TASK. Where a line holds "我院离职人员", copy it.

INFORMATION SUPPLIED.
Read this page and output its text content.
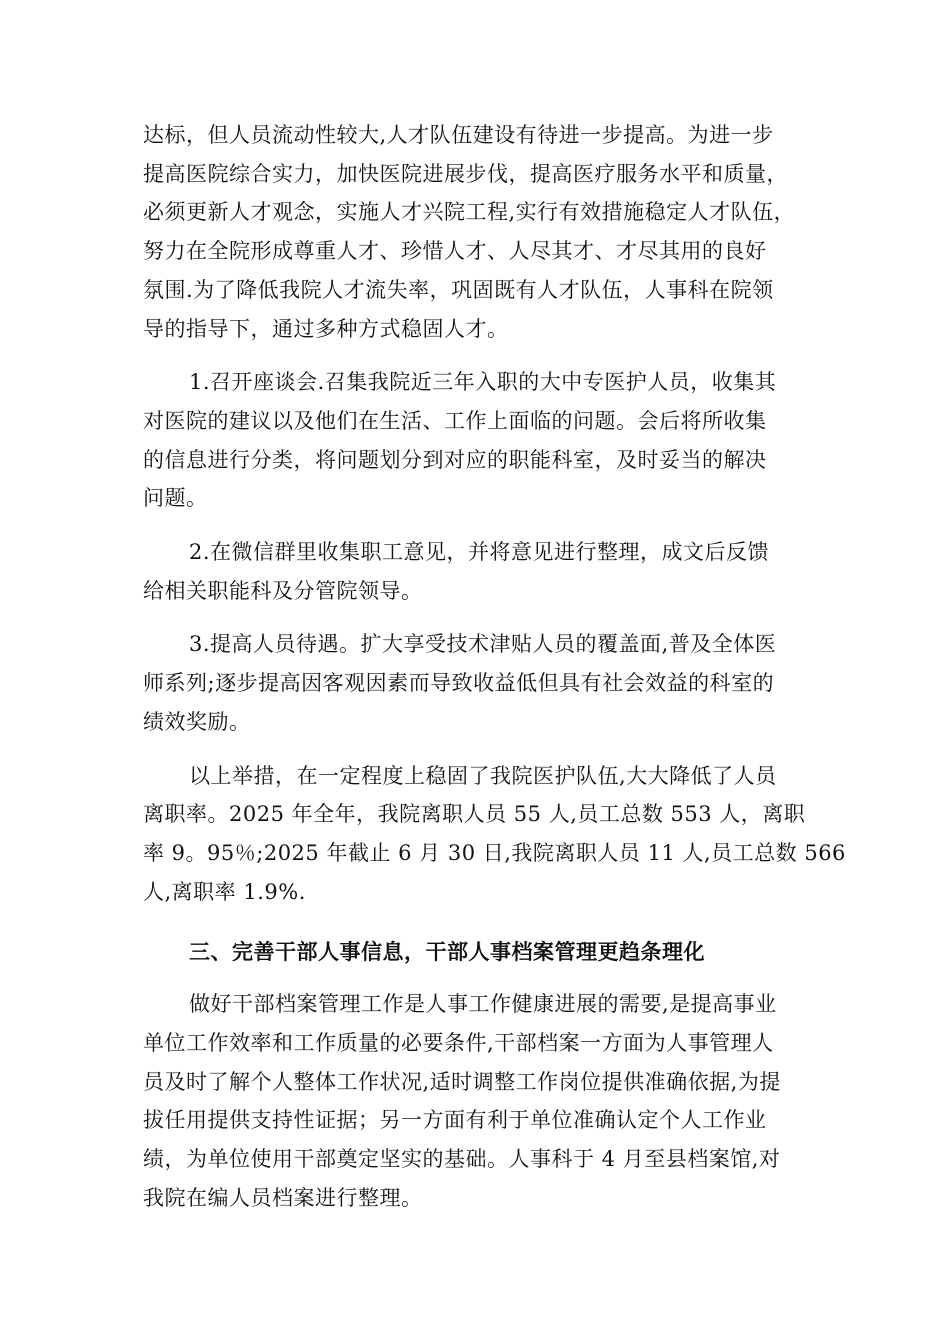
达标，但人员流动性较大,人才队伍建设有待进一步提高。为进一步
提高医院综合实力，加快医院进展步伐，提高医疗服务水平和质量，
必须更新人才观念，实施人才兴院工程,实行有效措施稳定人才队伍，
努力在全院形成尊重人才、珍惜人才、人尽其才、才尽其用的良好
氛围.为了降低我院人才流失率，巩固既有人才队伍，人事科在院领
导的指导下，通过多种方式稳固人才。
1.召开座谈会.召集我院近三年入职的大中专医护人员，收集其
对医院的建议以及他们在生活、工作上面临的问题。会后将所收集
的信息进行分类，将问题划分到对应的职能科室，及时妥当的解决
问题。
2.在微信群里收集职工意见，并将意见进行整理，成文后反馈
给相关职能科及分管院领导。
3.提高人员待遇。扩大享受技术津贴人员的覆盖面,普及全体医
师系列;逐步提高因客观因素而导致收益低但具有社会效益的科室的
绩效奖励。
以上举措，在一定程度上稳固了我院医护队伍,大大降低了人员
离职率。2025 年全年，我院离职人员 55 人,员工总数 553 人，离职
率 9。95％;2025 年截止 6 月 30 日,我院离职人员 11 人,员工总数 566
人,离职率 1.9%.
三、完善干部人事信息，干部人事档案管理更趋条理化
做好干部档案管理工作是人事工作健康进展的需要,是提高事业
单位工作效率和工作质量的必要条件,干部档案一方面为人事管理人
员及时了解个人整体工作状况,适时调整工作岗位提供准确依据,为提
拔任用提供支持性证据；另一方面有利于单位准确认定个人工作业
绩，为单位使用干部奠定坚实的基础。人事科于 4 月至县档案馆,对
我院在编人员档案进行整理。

* * *

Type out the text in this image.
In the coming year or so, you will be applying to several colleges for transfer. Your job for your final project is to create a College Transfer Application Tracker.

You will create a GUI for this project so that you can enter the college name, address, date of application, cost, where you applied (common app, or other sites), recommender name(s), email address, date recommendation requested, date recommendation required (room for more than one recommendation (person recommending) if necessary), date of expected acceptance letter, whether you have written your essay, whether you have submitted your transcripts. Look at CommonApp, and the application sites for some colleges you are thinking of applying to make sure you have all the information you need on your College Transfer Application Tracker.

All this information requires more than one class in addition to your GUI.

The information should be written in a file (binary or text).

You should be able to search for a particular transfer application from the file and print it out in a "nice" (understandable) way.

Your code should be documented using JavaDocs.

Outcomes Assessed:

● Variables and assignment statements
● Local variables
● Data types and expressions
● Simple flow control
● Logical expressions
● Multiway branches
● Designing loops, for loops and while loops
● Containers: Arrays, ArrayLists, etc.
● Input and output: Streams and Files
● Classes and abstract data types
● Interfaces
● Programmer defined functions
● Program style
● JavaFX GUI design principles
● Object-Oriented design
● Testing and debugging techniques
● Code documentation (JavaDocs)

TASK ANSWER.
离职率。2025 年全年，我院离职人员 55 人,员工总数 553 人，离职
率 9。95％;2025 年截止 6 月 30 日,我院离职人员 11 人,员工总数 566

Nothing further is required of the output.